▶ **DIRECTIONS**
Determine how many lines of the entries contain "date". Reply with that number alone.

START MATERIAL PROVIDED

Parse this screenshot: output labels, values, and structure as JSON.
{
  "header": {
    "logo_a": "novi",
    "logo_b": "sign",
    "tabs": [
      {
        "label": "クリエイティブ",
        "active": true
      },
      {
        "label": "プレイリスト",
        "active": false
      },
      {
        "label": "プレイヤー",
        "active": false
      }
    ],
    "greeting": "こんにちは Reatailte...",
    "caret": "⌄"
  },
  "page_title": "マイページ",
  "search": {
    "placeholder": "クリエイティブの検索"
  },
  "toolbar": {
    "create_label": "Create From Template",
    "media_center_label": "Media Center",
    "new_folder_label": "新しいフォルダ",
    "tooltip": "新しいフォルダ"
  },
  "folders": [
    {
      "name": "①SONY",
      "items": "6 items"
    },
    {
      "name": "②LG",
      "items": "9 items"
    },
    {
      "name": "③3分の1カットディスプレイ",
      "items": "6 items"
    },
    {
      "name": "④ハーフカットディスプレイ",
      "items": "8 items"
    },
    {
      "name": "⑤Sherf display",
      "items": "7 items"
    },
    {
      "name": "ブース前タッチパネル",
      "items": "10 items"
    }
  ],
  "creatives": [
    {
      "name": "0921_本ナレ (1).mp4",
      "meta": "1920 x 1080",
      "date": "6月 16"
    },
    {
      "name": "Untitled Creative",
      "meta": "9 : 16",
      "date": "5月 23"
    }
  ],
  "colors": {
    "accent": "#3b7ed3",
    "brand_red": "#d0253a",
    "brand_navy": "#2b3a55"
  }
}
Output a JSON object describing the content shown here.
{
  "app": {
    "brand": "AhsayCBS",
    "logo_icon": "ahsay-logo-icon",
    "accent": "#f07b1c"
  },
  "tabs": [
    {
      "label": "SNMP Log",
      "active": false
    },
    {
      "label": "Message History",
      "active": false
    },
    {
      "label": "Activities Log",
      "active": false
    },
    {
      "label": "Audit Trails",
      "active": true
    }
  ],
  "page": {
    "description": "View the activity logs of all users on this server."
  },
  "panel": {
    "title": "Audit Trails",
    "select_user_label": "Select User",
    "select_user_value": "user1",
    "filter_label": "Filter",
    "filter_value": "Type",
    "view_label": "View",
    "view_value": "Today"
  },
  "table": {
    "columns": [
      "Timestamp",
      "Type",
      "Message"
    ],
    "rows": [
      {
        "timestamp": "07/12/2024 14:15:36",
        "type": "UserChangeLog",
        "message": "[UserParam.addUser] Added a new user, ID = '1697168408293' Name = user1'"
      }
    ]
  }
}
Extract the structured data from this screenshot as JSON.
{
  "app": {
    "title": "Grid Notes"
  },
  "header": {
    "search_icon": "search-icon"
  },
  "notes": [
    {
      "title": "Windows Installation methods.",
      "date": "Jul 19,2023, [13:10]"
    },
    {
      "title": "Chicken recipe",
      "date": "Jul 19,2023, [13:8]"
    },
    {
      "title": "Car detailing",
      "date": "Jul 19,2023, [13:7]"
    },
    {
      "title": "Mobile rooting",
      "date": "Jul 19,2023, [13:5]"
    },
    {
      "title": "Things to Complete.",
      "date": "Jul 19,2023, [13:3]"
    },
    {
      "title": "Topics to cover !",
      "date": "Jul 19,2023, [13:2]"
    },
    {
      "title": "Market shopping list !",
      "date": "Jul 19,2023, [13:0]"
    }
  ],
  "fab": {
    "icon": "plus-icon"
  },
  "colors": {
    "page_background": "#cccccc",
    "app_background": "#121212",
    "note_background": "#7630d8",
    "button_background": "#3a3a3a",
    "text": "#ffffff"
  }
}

END MATERIAL PROVIDED

▶ **WRITTEN ANSWER**
9